▸ Set problem: Write out each line exactly as given. Leave the pictures out of your copy.
○ ○ ○
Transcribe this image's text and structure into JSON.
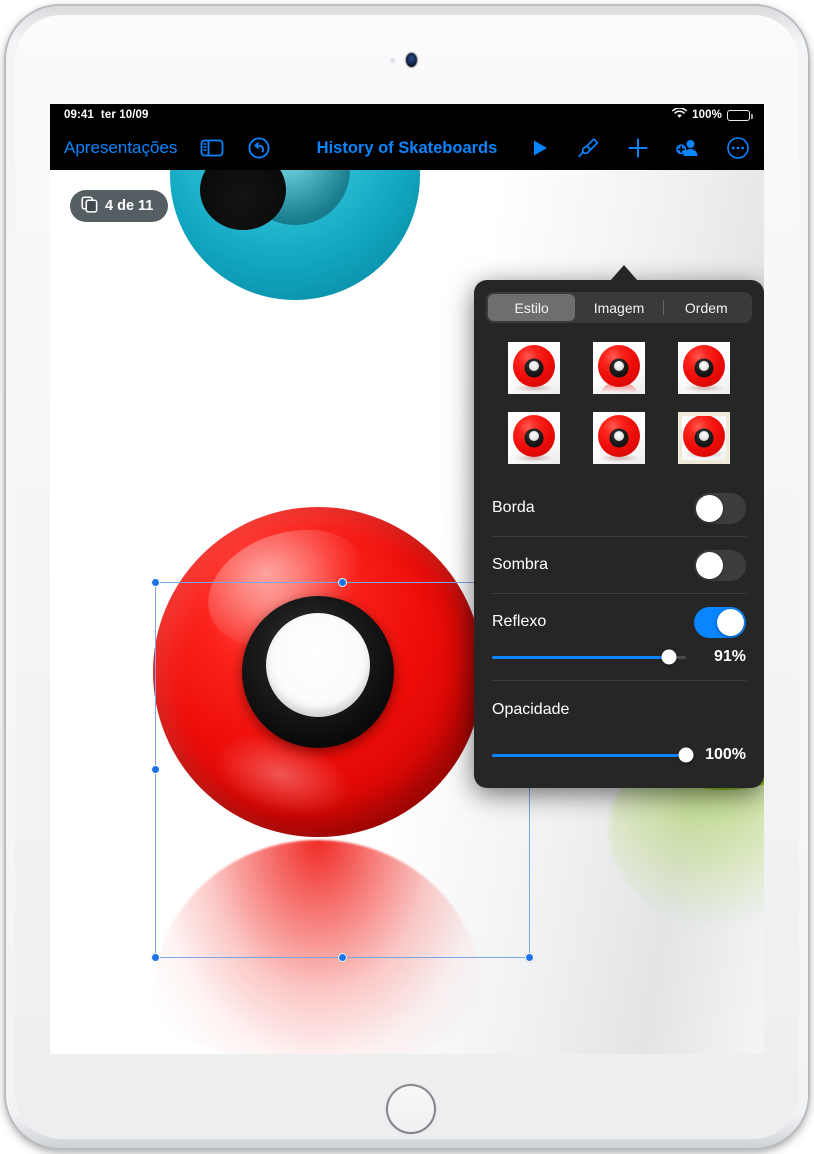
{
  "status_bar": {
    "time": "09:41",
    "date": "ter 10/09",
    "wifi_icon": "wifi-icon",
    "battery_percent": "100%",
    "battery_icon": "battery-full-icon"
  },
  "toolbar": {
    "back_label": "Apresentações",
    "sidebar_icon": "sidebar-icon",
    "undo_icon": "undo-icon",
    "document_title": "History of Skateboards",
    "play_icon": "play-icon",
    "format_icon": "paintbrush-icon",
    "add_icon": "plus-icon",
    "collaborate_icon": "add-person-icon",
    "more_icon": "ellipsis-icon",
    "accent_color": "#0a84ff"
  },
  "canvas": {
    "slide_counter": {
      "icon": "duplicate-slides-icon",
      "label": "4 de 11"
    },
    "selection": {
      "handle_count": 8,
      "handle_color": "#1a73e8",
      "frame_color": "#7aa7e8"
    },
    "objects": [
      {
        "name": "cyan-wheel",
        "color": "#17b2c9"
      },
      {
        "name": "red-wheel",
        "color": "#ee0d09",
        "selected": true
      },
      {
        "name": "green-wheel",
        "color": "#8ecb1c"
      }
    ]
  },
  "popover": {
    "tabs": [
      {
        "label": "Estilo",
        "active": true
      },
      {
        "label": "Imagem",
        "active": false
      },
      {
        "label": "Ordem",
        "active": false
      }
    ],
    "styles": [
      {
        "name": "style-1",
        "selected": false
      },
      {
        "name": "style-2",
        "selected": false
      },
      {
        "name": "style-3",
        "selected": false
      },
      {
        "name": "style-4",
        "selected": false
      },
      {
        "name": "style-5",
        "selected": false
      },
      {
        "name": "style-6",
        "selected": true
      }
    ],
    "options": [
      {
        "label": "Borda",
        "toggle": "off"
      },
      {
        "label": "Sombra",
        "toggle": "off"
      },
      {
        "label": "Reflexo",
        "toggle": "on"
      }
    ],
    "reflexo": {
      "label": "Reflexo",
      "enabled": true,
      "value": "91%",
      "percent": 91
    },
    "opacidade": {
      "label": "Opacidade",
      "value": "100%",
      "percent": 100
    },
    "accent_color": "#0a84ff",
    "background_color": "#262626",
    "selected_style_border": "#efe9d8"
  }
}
○ ○ ○
▸ Answer in full:
Transcribe this image's text and structure into JSON.
{
  "status_bar": {
    "time": "09:41",
    "date": "ter 10/09",
    "wifi_icon": "wifi-icon",
    "battery_percent": "100%",
    "battery_icon": "battery-full-icon"
  },
  "toolbar": {
    "back_label": "Apresentações",
    "sidebar_icon": "sidebar-icon",
    "undo_icon": "undo-icon",
    "document_title": "History of Skateboards",
    "play_icon": "play-icon",
    "format_icon": "paintbrush-icon",
    "add_icon": "plus-icon",
    "collaborate_icon": "add-person-icon",
    "more_icon": "ellipsis-icon",
    "accent_color": "#0a84ff"
  },
  "canvas": {
    "slide_counter": {
      "icon": "duplicate-slides-icon",
      "label": "4 de 11"
    },
    "selection": {
      "handle_count": 8,
      "handle_color": "#1a73e8",
      "frame_color": "#7aa7e8"
    },
    "objects": [
      {
        "name": "cyan-wheel",
        "color": "#17b2c9"
      },
      {
        "name": "red-wheel",
        "color": "#ee0d09",
        "selected": true
      },
      {
        "name": "green-wheel",
        "color": "#8ecb1c"
      }
    ]
  },
  "popover": {
    "tabs": [
      {
        "label": "Estilo",
        "active": true
      },
      {
        "label": "Imagem",
        "active": false
      },
      {
        "label": "Ordem",
        "active": false
      }
    ],
    "styles": [
      {
        "name": "style-1",
        "selected": false
      },
      {
        "name": "style-2",
        "selected": false
      },
      {
        "name": "style-3",
        "selected": false
      },
      {
        "name": "style-4",
        "selected": false
      },
      {
        "name": "style-5",
        "selected": false
      },
      {
        "name": "style-6",
        "selected": true
      }
    ],
    "options": [
      {
        "label": "Borda",
        "toggle": "off"
      },
      {
        "label": "Sombra",
        "toggle": "off"
      },
      {
        "label": "Reflexo",
        "toggle": "on"
      }
    ],
    "reflexo": {
      "label": "Reflexo",
      "enabled": true,
      "value": "91%",
      "percent": 91
    },
    "opacidade": {
      "label": "Opacidade",
      "value": "100%",
      "percent": 100
    },
    "accent_color": "#0a84ff",
    "background_color": "#262626",
    "selected_style_border": "#efe9d8"
  }
}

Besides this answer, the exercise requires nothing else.